** begin RAW DATA **

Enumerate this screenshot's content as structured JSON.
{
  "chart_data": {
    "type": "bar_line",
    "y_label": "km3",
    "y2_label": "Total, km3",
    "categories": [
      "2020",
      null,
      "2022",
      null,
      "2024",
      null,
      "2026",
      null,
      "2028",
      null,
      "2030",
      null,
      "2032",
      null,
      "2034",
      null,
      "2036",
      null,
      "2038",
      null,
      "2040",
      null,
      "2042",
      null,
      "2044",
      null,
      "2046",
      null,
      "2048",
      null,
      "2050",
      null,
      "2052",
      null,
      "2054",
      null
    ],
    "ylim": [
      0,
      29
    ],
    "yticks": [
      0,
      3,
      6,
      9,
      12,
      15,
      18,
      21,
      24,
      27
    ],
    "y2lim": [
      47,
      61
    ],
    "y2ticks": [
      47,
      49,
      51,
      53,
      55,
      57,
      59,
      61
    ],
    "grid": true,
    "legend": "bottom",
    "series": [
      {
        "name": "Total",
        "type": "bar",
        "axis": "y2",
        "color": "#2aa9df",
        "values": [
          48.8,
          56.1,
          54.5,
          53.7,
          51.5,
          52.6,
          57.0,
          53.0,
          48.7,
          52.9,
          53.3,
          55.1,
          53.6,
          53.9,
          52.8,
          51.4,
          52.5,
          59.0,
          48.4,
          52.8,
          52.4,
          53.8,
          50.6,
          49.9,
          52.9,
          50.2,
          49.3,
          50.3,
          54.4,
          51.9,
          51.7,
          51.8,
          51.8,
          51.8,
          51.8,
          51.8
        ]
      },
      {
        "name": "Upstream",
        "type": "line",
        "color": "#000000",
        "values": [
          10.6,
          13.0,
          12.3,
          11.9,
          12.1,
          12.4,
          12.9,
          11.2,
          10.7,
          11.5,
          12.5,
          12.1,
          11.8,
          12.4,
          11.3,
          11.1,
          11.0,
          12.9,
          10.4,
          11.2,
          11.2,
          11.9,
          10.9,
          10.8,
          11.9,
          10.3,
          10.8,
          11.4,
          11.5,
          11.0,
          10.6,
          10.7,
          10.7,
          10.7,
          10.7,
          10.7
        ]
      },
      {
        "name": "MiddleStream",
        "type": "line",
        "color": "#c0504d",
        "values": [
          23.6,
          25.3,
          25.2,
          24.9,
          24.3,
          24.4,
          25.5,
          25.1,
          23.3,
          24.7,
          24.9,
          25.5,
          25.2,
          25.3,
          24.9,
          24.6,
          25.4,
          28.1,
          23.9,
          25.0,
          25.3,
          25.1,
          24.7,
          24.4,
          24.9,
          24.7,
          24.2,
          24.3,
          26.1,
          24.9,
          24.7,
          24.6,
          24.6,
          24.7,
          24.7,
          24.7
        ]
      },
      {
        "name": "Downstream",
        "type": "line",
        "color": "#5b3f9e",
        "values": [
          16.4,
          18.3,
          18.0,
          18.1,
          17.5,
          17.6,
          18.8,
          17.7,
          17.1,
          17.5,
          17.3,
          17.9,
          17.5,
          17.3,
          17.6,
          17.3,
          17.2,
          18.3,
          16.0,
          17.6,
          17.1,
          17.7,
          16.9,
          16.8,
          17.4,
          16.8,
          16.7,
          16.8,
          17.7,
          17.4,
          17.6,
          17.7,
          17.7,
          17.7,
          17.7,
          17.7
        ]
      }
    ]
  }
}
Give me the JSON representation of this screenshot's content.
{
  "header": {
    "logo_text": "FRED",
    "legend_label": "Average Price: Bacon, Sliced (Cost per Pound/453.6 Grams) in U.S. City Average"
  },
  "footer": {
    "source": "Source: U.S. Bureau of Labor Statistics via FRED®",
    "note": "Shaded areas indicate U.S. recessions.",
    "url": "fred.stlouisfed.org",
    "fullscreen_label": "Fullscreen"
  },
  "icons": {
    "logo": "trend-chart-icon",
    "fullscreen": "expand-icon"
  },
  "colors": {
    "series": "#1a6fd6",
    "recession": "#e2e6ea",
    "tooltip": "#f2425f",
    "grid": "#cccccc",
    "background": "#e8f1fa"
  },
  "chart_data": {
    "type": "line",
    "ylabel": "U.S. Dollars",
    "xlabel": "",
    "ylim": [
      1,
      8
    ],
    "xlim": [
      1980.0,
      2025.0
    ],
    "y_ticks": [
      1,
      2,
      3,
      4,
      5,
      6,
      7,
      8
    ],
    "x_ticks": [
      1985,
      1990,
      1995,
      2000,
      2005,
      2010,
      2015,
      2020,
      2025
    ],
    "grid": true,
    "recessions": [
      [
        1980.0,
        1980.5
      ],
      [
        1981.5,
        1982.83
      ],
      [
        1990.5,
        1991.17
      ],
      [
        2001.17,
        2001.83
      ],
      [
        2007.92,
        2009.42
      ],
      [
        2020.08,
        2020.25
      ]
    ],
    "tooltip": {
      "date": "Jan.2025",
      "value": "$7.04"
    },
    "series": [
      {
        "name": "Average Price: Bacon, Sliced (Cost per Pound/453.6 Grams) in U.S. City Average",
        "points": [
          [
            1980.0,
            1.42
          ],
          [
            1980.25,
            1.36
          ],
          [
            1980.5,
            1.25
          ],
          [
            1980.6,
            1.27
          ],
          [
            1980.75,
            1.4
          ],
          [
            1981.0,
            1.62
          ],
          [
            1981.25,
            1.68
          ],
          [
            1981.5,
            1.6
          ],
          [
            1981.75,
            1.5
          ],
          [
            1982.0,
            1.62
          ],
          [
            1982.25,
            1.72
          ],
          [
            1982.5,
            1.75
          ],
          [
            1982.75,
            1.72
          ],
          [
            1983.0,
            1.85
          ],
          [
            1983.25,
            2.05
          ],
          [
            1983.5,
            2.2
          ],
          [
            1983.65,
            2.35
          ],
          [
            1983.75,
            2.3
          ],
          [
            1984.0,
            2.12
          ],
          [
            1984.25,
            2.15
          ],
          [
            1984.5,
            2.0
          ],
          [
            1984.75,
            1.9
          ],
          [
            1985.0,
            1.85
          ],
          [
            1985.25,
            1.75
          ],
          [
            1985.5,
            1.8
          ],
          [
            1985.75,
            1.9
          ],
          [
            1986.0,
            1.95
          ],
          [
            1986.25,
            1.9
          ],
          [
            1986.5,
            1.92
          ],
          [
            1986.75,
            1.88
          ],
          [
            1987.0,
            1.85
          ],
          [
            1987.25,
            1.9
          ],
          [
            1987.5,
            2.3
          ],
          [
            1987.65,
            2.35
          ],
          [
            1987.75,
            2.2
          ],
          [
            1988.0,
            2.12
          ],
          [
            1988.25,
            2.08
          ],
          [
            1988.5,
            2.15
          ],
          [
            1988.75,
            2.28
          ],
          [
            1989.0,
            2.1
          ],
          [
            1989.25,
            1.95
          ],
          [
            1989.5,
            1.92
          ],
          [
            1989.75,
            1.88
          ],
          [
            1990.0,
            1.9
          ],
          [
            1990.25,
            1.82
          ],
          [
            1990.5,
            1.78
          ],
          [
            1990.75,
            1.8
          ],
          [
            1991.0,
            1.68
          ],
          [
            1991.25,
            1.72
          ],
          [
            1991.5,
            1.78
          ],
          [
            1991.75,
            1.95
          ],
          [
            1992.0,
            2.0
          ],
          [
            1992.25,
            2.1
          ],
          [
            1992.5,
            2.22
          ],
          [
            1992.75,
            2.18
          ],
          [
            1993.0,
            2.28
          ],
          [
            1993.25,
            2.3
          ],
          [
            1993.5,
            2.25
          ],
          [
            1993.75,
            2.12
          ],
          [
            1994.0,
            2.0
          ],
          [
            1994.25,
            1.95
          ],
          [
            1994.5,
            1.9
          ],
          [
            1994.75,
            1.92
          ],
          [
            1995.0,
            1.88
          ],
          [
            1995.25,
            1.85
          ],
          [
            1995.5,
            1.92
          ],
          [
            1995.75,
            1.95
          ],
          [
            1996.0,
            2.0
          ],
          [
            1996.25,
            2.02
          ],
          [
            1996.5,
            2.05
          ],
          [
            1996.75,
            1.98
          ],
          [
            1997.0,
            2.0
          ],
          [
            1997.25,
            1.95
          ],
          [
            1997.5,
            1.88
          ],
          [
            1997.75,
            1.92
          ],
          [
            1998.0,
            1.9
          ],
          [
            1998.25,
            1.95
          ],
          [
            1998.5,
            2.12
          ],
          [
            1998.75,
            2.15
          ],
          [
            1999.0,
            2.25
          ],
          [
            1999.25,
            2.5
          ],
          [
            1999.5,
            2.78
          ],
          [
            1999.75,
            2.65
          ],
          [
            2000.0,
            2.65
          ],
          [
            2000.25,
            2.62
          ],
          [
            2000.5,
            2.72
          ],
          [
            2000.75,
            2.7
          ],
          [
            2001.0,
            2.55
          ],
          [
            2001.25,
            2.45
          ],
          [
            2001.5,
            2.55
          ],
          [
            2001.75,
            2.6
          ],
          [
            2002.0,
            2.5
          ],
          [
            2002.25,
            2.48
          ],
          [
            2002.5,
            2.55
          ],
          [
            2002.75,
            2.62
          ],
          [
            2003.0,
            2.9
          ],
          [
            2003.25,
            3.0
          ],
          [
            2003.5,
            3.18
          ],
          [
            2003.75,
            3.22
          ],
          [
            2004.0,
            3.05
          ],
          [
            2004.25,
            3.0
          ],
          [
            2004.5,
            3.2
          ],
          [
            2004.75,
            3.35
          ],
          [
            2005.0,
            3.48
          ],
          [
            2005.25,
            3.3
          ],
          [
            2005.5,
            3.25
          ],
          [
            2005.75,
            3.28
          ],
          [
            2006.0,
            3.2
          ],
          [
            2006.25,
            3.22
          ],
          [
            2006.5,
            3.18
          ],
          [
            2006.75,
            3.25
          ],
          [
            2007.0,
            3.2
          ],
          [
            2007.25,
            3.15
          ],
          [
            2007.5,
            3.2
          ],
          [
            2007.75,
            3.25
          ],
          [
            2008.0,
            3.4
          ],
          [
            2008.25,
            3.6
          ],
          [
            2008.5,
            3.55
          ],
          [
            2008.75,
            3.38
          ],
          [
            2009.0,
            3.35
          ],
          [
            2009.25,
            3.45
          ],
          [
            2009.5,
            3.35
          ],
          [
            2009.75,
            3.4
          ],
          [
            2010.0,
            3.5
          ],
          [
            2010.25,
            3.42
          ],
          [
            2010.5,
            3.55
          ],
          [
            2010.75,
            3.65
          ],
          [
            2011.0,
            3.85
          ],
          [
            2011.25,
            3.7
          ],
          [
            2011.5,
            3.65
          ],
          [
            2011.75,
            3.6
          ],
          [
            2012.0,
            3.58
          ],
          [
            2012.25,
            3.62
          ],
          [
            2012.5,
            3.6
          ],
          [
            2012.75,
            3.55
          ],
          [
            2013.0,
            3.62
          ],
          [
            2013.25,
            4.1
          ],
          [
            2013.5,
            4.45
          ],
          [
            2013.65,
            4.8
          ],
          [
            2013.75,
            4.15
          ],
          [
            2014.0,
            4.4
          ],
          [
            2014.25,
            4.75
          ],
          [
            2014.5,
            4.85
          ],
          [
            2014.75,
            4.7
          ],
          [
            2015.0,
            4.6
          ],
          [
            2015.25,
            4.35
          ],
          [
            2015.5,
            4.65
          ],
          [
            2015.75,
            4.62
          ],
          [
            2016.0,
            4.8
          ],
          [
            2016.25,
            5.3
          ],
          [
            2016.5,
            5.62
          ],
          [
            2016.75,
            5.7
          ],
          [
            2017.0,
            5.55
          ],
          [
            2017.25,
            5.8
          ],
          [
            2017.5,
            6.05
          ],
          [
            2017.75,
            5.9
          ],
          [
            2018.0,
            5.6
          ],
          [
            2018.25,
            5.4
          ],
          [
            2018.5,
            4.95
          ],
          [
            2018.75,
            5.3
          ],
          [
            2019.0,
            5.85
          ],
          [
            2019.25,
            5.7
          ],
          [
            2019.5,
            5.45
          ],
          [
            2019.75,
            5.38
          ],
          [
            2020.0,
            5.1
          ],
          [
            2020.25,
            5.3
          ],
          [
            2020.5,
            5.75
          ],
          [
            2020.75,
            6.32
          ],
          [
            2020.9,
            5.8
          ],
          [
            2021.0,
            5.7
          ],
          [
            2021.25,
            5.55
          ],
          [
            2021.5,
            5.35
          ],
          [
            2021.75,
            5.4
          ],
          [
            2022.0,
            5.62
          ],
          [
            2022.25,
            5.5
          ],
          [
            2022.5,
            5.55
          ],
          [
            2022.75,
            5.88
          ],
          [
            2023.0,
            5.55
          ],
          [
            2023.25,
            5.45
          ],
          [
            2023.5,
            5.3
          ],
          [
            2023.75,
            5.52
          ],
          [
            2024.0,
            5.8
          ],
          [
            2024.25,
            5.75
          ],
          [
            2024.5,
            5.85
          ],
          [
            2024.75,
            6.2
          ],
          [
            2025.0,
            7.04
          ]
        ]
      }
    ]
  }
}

** end RAW DATA **

EXERCISE BRIEF -
Copy each line that contains the word "content".

EXERCISE SOLUTION -
Enumerate this screenshot's content as structured JSON.
Give me the JSON representation of this screenshot's content.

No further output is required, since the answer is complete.